▶ _WRITTEN PROBLEM_: Copy every record word for word.

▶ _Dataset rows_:
------------------------------------
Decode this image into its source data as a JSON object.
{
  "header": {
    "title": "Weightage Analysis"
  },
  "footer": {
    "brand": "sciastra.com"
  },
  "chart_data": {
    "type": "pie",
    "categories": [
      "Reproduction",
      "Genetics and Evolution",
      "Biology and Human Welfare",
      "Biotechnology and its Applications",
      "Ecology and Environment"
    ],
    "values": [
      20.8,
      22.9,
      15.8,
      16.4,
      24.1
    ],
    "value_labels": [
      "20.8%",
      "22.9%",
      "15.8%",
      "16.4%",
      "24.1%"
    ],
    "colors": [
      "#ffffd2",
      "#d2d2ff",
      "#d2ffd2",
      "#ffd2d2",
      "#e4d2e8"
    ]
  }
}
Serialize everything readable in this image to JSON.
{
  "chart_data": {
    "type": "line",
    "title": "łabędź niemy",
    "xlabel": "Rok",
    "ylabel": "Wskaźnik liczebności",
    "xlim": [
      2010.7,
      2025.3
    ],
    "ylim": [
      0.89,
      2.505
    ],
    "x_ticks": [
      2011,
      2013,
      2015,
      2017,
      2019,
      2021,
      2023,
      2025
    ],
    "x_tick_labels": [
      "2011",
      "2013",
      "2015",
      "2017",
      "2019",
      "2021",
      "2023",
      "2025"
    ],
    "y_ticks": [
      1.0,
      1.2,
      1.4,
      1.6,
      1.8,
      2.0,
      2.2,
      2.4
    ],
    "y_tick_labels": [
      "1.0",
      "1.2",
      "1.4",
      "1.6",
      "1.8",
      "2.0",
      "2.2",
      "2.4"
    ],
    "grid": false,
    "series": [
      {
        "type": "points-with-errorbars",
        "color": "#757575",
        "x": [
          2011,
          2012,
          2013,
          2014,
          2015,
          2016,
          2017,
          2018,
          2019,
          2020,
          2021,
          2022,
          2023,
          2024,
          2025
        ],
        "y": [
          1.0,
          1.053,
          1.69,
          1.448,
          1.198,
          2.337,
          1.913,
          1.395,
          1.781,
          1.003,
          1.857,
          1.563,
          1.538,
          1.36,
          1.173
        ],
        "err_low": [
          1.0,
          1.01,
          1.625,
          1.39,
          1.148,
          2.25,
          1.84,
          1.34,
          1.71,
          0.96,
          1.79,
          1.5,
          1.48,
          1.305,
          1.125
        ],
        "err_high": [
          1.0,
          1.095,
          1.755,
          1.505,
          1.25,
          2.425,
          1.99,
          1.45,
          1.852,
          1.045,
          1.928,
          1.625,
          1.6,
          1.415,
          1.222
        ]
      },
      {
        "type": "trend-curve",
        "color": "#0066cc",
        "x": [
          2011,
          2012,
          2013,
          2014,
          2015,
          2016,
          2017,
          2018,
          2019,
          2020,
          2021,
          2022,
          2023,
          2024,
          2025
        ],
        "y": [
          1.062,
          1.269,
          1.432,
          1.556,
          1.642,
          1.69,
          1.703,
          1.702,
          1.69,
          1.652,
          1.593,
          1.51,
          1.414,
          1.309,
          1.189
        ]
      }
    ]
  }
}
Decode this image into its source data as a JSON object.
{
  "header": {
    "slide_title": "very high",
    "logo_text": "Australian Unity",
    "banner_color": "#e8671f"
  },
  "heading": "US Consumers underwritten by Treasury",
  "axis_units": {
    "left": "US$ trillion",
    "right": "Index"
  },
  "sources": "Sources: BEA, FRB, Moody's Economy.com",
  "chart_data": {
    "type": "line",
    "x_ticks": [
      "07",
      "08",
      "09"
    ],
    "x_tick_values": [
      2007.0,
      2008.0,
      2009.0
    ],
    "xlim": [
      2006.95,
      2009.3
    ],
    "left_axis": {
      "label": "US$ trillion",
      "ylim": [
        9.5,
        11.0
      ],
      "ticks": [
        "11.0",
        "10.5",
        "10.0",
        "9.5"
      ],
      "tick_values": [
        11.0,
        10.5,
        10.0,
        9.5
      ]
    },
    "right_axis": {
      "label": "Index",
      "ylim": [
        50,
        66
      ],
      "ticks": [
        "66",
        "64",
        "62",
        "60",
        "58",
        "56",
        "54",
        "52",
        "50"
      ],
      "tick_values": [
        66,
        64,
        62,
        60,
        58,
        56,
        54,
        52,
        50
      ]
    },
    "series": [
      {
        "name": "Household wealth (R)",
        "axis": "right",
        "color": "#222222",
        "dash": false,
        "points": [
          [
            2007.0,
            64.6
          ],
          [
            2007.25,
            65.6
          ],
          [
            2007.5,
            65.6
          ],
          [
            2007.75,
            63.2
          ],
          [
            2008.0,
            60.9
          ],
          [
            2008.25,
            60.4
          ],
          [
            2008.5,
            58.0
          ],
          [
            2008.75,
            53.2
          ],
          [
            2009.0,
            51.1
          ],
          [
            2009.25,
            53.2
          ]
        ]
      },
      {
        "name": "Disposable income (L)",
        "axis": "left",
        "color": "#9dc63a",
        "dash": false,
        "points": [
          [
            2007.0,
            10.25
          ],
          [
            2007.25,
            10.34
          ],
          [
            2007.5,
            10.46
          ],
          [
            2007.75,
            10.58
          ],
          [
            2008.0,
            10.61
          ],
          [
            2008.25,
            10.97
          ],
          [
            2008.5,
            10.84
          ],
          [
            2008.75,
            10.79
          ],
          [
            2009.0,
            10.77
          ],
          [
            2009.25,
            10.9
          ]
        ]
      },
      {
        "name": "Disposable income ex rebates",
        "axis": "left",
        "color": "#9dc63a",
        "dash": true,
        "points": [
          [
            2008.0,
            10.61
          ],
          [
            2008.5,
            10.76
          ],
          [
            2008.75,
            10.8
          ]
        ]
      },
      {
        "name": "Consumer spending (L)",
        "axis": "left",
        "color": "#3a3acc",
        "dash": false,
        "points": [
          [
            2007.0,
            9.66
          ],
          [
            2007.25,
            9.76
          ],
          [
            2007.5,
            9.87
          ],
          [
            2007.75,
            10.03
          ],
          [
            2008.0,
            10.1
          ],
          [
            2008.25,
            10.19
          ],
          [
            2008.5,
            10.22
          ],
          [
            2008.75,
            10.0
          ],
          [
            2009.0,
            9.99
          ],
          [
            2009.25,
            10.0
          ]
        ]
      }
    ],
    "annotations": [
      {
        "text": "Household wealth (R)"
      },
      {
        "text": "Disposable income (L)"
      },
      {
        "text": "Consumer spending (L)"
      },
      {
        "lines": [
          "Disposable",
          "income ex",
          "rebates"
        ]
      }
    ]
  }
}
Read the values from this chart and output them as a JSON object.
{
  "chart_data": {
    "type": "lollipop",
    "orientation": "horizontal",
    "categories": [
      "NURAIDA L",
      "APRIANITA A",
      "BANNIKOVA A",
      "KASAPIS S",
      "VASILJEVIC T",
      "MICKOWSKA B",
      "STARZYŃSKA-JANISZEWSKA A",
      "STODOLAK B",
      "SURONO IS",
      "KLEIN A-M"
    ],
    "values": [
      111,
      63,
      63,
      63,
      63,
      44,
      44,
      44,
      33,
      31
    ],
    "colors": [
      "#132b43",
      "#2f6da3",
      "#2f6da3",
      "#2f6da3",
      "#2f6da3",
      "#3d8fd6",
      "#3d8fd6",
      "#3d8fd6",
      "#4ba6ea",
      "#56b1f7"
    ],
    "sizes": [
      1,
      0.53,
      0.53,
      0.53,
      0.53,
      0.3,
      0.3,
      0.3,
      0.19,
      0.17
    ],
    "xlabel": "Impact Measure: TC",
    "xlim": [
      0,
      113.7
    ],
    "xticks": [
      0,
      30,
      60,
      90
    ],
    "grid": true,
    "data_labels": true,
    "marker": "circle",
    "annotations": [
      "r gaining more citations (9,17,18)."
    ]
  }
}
------------------------------------
▶ _EXERCISE SOLUTION_:
Decode this image into its source data as a JSON object.
{
  "header": {
    "title": "Weightage Analysis"
  },
  "footer": {
    "brand": "sciastra.com"
  },
  "chart_data": {
    "type": "pie",
    "categories": [
      "Reproduction",
      "Genetics and Evolution",
      "Biology and Human Welfare",
      "Biotechnology and its Applications",
      "Ecology and Environment"
    ],
    "values": [
      20.8,
      22.9,
      15.8,
      16.4,
      24.1
    ],
    "value_labels": [
      "20.8%",
      "22.9%",
      "15.8%",
      "16.4%",
      "24.1%"
    ],
    "colors": [
      "#ffffd2",
      "#d2d2ff",
      "#d2ffd2",
      "#ffd2d2",
      "#e4d2e8"
    ]
  }
}
Serialize everything readable in this image to JSON.
{
  "chart_data": {
    "type": "line",
    "title": "łabędź niemy",
    "xlabel": "Rok",
    "ylabel": "Wskaźnik liczebności",
    "xlim": [
      2010.7,
      2025.3
    ],
    "ylim": [
      0.89,
      2.505
    ],
    "x_ticks": [
      2011,
      2013,
      2015,
      2017,
      2019,
      2021,
      2023,
      2025
    ],
    "x_tick_labels": [
      "2011",
      "2013",
      "2015",
      "2017",
      "2019",
      "2021",
      "2023",
      "2025"
    ],
    "y_ticks": [
      1.0,
      1.2,
      1.4,
      1.6,
      1.8,
      2.0,
      2.2,
      2.4
    ],
    "y_tick_labels": [
      "1.0",
      "1.2",
      "1.4",
      "1.6",
      "1.8",
      "2.0",
      "2.2",
      "2.4"
    ],
    "grid": false,
    "series": [
      {
        "type": "points-with-errorbars",
        "color": "#757575",
        "x": [
          2011,
          2012,
          2013,
          2014,
          2015,
          2016,
          2017,
          2018,
          2019,
          2020,
          2021,
          2022,
          2023,
          2024,
          2025
        ],
        "y": [
          1.0,
          1.053,
          1.69,
          1.448,
          1.198,
          2.337,
          1.913,
          1.395,
          1.781,
          1.003,
          1.857,
          1.563,
          1.538,
          1.36,
          1.173
        ],
        "err_low": [
          1.0,
          1.01,
          1.625,
          1.39,
          1.148,
          2.25,
          1.84,
          1.34,
          1.71,
          0.96,
          1.79,
          1.5,
          1.48,
          1.305,
          1.125
        ],
        "err_high": [
          1.0,
          1.095,
          1.755,
          1.505,
          1.25,
          2.425,
          1.99,
          1.45,
          1.852,
          1.045,
          1.928,
          1.625,
          1.6,
          1.415,
          1.222
        ]
      },
      {
        "type": "trend-curve",
        "color": "#0066cc",
        "x": [
          2011,
          2012,
          2013,
          2014,
          2015,
          2016,
          2017,
          2018,
          2019,
          2020,
          2021,
          2022,
          2023,
          2024,
          2025
        ],
        "y": [
          1.062,
          1.269,
          1.432,
          1.556,
          1.642,
          1.69,
          1.703,
          1.702,
          1.69,
          1.652,
          1.593,
          1.51,
          1.414,
          1.309,
          1.189
        ]
      }
    ]
  }
}
Decode this image into its source data as a JSON object.
{
  "header": {
    "slide_title": "very high",
    "logo_text": "Australian Unity",
    "banner_color": "#e8671f"
  },
  "heading": "US Consumers underwritten by Treasury",
  "axis_units": {
    "left": "US$ trillion",
    "right": "Index"
  },
  "sources": "Sources: BEA, FRB, Moody's Economy.com",
  "chart_data": {
    "type": "line",
    "x_ticks": [
      "07",
      "08",
      "09"
    ],
    "x_tick_values": [
      2007.0,
      2008.0,
      2009.0
    ],
    "xlim": [
      2006.95,
      2009.3
    ],
    "left_axis": {
      "label": "US$ trillion",
      "ylim": [
        9.5,
        11.0
      ],
      "ticks": [
        "11.0",
        "10.5",
        "10.0",
        "9.5"
      ],
      "tick_values": [
        11.0,
        10.5,
        10.0,
        9.5
      ]
    },
    "right_axis": {
      "label": "Index",
      "ylim": [
        50,
        66
      ],
      "ticks": [
        "66",
        "64",
        "62",
        "60",
        "58",
        "56",
        "54",
        "52",
        "50"
      ],
      "tick_values": [
        66,
        64,
        62,
        60,
        58,
        56,
        54,
        52,
        50
      ]
    },
    "series": [
      {
        "name": "Household wealth (R)",
        "axis": "right",
        "color": "#222222",
        "dash": false,
        "points": [
          [
            2007.0,
            64.6
          ],
          [
            2007.25,
            65.6
          ],
          [
            2007.5,
            65.6
          ],
          [
            2007.75,
            63.2
          ],
          [
            2008.0,
            60.9
          ],
          [
            2008.25,
            60.4
          ],
          [
            2008.5,
            58.0
          ],
          [
            2008.75,
            53.2
          ],
          [
            2009.0,
            51.1
          ],
          [
            2009.25,
            53.2
          ]
        ]
      },
      {
        "name": "Disposable income (L)",
        "axis": "left",
        "color": "#9dc63a",
        "dash": false,
        "points": [
          [
            2007.0,
            10.25
          ],
          [
            2007.25,
            10.34
          ],
          [
            2007.5,
            10.46
          ],
          [
            2007.75,
            10.58
          ],
          [
            2008.0,
            10.61
          ],
          [
            2008.25,
            10.97
          ],
          [
            2008.5,
            10.84
          ],
          [
            2008.75,
            10.79
          ],
          [
            2009.0,
            10.77
          ],
          [
            2009.25,
            10.9
          ]
        ]
      },
      {
        "name": "Disposable income ex rebates",
        "axis": "left",
        "color": "#9dc63a",
        "dash": true,
        "points": [
          [
            2008.0,
            10.61
          ],
          [
            2008.5,
            10.76
          ],
          [
            2008.75,
            10.8
          ]
        ]
      },
      {
        "name": "Consumer spending (L)",
        "axis": "left",
        "color": "#3a3acc",
        "dash": false,
        "points": [
          [
            2007.0,
            9.66
          ],
          [
            2007.25,
            9.76
          ],
          [
            2007.5,
            9.87
          ],
          [
            2007.75,
            10.03
          ],
          [
            2008.0,
            10.1
          ],
          [
            2008.25,
            10.19
          ],
          [
            2008.5,
            10.22
          ],
          [
            2008.75,
            10.0
          ],
          [
            2009.0,
            9.99
          ],
          [
            2009.25,
            10.0
          ]
        ]
      }
    ],
    "annotations": [
      {
        "text": "Household wealth (R)"
      },
      {
        "text": "Disposable income (L)"
      },
      {
        "text": "Consumer spending (L)"
      },
      {
        "lines": [
          "Disposable",
          "income ex",
          "rebates"
        ]
      }
    ]
  }
}
Read the values from this chart and output them as a JSON object.
{
  "chart_data": {
    "type": "lollipop",
    "orientation": "horizontal",
    "categories": [
      "NURAIDA L",
      "APRIANITA A",
      "BANNIKOVA A",
      "KASAPIS S",
      "VASILJEVIC T",
      "MICKOWSKA B",
      "STARZYŃSKA-JANISZEWSKA A",
      "STODOLAK B",
      "SURONO IS",
      "KLEIN A-M"
    ],
    "values": [
      111,
      63,
      63,
      63,
      63,
      44,
      44,
      44,
      33,
      31
    ],
    "colors": [
      "#132b43",
      "#2f6da3",
      "#2f6da3",
      "#2f6da3",
      "#2f6da3",
      "#3d8fd6",
      "#3d8fd6",
      "#3d8fd6",
      "#4ba6ea",
      "#56b1f7"
    ],
    "sizes": [
      1,
      0.53,
      0.53,
      0.53,
      0.53,
      0.3,
      0.3,
      0.3,
      0.19,
      0.17
    ],
    "xlabel": "Impact Measure: TC",
    "xlim": [
      0,
      113.7
    ],
    "xticks": [
      0,
      30,
      60,
      90
    ],
    "grid": true,
    "data_labels": true,
    "marker": "circle",
    "annotations": [
      "r gaining more citations (9,17,18)."
    ]
  }
}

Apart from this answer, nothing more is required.